From the entries below, copy every line where the string "телят" appears.

______

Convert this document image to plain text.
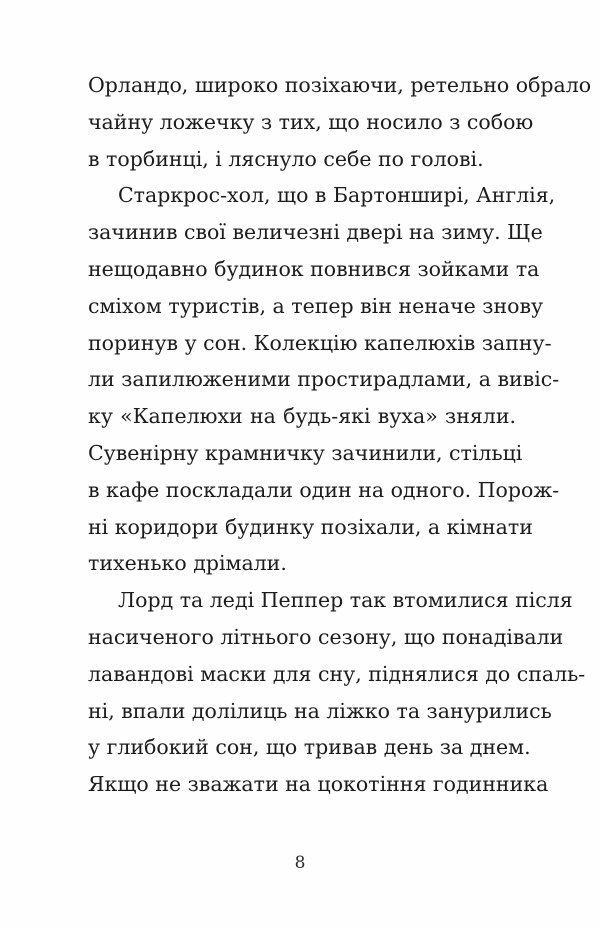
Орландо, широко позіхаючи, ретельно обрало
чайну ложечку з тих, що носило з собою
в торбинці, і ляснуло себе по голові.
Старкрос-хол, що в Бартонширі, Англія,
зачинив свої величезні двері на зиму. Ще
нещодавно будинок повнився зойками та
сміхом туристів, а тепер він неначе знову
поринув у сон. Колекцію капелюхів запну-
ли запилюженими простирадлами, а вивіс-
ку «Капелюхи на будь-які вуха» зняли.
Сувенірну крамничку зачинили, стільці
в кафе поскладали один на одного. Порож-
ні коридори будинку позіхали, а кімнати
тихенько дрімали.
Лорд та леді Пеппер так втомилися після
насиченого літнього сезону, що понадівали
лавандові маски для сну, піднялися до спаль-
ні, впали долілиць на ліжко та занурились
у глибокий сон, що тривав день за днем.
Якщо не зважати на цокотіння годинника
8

______

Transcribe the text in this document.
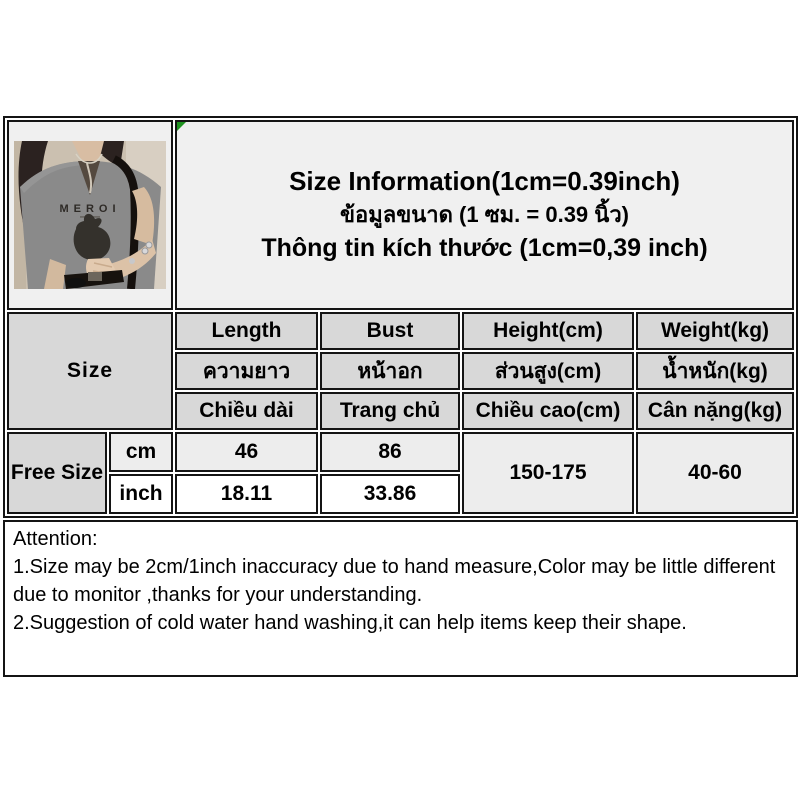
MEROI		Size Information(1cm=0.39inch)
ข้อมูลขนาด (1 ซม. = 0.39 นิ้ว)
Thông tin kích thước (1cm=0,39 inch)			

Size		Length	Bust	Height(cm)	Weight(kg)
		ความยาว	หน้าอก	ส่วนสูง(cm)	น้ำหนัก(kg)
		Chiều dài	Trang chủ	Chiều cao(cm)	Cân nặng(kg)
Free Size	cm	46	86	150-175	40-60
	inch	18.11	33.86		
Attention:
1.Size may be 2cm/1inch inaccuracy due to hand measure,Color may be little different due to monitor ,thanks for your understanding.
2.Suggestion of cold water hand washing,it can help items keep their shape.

______

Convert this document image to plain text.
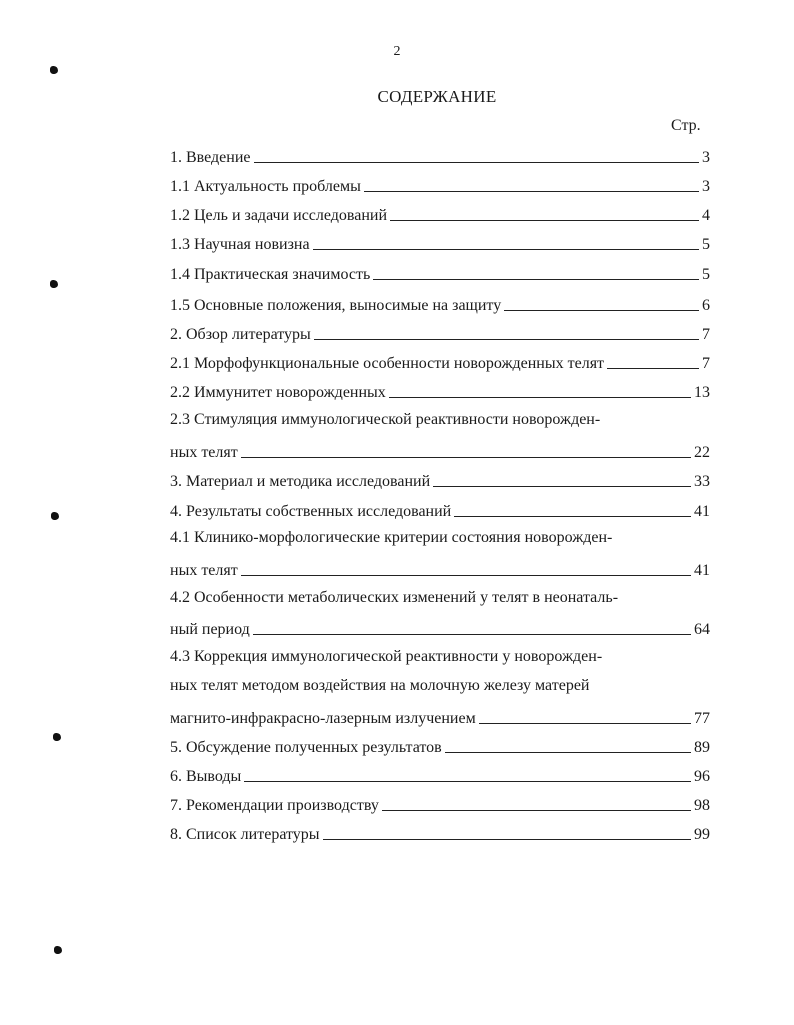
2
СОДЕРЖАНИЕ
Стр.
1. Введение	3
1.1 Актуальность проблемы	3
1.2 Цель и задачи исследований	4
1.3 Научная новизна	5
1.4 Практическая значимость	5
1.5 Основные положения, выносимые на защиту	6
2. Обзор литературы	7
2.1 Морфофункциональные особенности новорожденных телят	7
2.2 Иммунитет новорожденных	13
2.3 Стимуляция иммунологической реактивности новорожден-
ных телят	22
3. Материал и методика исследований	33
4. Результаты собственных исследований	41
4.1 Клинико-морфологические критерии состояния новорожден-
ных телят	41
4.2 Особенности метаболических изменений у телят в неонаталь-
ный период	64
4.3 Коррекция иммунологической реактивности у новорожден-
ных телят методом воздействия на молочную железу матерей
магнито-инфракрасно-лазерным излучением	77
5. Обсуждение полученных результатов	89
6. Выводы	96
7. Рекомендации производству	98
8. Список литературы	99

______

**Response:**
2.1 Морфофункциональные особенности новорожденных телят	7
ных телят	22
ных телят	41
4.2 Особенности метаболических изменений у телят в неонаталь-
ных телят методом воздействия на молочную железу матерей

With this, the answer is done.